_YOUR TASK:_ Search the data for the word "JSON" and copy every line that contains it.

_DATASET RECORDS:_
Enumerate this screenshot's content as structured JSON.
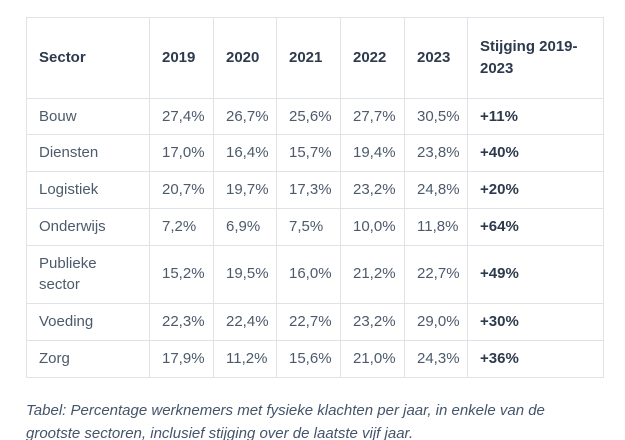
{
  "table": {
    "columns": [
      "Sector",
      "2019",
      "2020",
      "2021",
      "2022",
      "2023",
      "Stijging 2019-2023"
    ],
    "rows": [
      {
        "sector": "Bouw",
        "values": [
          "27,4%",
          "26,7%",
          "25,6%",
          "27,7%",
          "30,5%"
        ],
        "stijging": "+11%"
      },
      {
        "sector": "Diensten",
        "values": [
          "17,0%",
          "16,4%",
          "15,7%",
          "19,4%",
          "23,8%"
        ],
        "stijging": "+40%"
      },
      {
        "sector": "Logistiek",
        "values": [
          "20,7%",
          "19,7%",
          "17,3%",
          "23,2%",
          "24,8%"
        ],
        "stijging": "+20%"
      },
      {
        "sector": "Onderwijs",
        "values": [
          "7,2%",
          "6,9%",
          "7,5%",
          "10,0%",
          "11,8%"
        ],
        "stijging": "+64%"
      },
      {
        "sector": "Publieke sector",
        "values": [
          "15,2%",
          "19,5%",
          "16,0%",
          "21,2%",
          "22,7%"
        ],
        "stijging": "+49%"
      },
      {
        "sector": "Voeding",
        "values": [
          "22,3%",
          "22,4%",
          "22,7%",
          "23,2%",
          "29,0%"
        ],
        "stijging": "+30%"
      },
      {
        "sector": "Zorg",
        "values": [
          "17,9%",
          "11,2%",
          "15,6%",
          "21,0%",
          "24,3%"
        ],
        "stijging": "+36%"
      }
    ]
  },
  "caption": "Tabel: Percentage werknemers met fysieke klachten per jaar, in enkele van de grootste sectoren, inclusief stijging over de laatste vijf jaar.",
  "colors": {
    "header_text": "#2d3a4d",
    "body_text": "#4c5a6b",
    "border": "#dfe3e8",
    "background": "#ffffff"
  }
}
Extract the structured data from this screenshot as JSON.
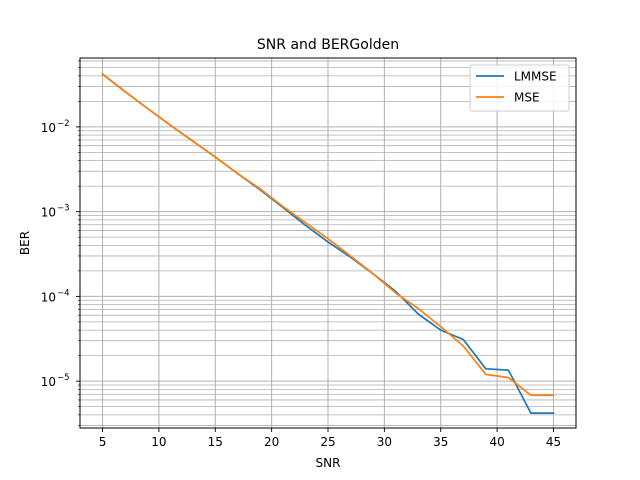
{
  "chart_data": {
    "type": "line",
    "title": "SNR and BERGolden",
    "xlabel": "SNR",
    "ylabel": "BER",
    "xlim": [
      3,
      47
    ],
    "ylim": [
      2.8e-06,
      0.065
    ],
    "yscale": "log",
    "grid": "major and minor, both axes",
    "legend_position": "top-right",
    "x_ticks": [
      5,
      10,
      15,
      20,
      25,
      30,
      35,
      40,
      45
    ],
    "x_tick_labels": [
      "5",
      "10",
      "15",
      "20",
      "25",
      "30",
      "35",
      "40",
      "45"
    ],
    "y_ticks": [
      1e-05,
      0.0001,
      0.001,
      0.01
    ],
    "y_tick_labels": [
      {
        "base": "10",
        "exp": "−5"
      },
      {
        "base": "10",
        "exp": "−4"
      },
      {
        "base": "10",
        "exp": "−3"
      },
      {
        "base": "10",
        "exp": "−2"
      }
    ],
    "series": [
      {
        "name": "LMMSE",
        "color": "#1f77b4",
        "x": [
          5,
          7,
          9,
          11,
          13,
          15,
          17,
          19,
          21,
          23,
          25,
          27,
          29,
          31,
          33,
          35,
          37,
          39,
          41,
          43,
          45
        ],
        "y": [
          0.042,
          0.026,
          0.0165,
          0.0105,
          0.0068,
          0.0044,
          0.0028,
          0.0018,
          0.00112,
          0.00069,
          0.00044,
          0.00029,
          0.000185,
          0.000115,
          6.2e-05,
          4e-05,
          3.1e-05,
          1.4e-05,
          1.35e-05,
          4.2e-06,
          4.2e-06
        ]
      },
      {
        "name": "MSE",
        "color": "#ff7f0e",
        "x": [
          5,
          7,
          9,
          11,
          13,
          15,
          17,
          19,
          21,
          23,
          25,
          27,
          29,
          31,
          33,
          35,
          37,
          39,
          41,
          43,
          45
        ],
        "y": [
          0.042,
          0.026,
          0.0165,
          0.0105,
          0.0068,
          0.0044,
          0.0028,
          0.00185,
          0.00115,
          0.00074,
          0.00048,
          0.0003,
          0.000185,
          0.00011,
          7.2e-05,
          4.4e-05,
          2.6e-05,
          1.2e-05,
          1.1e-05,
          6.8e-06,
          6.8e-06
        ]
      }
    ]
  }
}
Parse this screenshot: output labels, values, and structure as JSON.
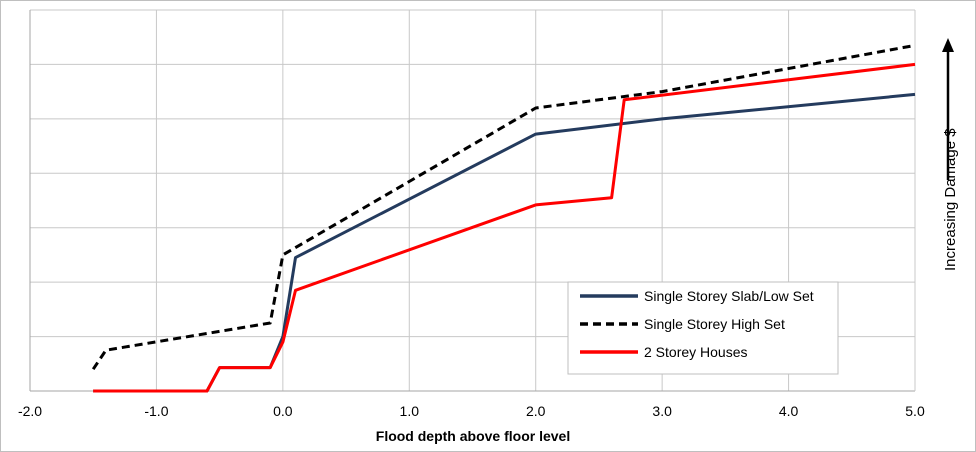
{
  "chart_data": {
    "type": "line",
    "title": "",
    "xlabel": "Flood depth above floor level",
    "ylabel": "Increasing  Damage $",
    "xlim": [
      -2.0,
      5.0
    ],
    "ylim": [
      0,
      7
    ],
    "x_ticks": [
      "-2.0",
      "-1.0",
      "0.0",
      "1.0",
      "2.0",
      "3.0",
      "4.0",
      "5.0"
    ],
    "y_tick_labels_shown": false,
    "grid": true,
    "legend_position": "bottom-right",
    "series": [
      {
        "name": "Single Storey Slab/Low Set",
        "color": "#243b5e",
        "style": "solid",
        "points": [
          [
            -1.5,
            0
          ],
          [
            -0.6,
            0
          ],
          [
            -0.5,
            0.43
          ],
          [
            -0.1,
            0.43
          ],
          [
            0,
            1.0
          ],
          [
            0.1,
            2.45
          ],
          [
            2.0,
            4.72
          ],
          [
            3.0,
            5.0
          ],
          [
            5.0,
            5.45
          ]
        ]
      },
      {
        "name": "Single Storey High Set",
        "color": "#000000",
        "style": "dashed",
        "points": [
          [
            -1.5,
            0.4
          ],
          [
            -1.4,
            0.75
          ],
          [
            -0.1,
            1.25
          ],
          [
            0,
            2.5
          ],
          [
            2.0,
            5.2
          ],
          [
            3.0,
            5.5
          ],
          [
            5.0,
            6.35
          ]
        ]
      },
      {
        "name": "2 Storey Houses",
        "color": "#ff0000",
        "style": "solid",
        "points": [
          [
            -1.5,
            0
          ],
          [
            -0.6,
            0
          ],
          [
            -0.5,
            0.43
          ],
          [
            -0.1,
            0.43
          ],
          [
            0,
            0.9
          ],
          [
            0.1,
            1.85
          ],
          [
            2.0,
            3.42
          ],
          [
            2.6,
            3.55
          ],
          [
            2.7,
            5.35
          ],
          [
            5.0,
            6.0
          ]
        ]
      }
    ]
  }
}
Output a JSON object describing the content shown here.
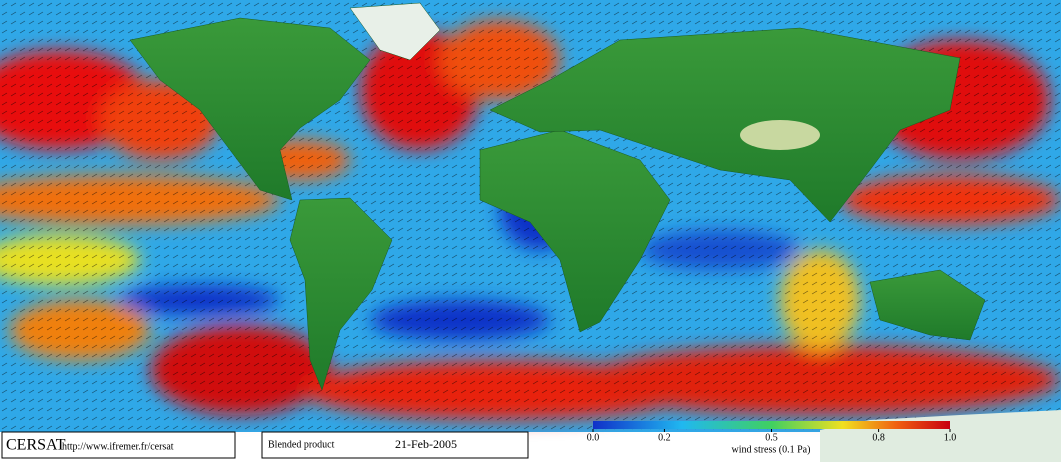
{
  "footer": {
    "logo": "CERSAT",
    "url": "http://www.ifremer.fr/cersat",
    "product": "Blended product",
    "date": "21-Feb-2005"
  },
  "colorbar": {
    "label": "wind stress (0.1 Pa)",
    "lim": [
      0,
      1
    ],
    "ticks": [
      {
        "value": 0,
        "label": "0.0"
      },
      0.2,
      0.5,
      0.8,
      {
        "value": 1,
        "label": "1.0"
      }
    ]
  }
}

_RESULT OF THIS EXERCISE:_
Enumerate this screenshot's content as structured JSON.
Extract the structured data from this screenshot as JSON.
Parse this screenshot: output labels, values, and structure as JSON.
Output a JSON object describing the content shown here.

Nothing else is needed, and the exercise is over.